• _GIVEN INSTRUCTION_
Check every line of the entries that follow, and copy the ones containing "email".

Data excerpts
>> begin

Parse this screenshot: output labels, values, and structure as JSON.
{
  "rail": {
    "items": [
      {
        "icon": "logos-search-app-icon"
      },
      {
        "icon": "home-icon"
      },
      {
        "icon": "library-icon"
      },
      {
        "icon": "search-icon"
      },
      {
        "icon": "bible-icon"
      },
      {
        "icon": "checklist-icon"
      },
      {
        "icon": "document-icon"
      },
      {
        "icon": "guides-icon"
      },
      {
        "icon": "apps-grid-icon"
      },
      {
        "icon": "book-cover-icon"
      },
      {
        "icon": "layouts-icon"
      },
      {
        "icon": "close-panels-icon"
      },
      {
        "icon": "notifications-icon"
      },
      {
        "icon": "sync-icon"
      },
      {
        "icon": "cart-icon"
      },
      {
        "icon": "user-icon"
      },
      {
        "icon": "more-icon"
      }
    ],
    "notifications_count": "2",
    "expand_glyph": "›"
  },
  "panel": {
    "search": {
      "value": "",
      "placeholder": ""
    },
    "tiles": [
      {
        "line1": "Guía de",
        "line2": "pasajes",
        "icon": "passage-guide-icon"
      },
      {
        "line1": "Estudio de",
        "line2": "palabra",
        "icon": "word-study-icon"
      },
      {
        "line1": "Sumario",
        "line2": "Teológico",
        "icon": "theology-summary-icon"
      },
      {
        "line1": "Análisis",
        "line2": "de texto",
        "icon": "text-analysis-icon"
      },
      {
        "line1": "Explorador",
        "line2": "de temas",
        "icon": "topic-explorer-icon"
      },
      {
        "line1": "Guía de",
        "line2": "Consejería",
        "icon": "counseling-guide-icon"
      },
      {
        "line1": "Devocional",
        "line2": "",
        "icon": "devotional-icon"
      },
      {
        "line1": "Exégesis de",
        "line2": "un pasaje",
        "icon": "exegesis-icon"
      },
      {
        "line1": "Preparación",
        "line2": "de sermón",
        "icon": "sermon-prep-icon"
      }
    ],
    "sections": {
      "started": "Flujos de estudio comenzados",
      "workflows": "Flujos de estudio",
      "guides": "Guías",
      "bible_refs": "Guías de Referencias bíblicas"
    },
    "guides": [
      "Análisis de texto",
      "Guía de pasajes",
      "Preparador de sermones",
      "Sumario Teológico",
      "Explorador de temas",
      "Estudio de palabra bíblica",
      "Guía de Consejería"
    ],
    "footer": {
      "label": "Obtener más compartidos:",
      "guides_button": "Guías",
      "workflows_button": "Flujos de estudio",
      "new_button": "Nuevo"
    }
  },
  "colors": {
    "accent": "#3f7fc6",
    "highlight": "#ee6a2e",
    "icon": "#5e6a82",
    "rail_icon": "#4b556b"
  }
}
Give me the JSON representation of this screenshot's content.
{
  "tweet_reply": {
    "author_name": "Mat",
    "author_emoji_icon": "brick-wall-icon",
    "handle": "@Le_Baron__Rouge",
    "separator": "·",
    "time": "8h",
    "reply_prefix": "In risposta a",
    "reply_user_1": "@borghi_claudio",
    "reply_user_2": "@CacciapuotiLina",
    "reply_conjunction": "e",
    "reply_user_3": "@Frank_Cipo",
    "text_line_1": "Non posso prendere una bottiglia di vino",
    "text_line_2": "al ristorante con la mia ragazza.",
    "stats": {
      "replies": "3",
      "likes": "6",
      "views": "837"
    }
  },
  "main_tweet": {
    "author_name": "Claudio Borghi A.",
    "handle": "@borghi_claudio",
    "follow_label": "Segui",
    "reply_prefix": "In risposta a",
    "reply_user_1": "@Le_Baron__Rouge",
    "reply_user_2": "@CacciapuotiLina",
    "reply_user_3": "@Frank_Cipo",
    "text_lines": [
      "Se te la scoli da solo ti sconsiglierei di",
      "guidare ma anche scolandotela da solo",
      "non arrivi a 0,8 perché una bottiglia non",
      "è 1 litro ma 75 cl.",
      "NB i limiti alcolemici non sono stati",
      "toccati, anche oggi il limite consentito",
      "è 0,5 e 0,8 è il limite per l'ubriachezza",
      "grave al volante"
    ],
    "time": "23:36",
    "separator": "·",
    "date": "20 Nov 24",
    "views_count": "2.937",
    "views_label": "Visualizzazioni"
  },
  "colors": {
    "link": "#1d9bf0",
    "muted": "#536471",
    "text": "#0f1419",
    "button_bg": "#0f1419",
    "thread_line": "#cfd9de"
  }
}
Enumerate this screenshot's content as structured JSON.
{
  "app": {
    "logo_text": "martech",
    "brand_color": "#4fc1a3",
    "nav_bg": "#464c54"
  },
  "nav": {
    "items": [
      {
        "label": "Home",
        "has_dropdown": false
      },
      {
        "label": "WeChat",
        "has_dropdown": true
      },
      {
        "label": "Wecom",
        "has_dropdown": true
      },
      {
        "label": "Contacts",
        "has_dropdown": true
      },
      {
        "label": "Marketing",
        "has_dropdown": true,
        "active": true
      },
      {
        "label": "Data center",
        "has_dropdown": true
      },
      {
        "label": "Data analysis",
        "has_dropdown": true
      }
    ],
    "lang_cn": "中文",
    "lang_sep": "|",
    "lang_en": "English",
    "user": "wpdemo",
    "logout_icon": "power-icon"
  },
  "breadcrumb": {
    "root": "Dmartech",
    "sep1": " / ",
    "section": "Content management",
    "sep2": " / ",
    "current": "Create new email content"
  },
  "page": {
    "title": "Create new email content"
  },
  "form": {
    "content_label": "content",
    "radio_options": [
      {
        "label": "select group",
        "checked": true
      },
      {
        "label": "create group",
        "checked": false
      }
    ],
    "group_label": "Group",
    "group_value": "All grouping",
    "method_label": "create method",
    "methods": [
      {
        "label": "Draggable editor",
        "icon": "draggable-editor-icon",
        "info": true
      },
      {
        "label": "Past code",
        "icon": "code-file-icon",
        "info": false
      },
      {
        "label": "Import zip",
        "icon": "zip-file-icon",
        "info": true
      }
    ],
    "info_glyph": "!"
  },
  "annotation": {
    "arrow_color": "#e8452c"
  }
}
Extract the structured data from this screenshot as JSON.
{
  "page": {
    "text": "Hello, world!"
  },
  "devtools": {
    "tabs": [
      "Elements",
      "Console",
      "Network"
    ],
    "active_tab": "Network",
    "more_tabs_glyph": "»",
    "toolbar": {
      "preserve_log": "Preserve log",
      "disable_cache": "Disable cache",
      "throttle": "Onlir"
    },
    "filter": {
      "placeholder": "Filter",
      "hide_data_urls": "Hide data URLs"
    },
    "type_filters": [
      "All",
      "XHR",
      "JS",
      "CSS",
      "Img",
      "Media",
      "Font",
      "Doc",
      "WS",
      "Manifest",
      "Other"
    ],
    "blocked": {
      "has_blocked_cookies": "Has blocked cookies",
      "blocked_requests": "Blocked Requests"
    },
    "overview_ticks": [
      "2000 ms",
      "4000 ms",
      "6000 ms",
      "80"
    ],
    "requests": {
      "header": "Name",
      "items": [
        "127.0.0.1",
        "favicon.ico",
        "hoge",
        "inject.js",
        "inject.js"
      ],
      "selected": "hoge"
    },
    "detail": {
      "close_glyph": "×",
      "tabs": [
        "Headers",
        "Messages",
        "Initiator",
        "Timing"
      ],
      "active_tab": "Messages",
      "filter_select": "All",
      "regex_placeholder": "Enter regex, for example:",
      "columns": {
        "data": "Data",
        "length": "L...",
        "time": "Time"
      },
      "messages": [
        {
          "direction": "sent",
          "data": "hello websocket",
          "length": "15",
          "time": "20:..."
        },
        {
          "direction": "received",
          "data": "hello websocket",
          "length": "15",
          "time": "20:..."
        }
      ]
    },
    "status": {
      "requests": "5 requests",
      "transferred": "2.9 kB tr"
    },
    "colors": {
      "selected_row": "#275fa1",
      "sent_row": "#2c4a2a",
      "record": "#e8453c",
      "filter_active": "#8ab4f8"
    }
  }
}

>> end

• _RESPONSE TO THE EXERCISE_
    "current": "Create new email content"
    "title": "Create new email content"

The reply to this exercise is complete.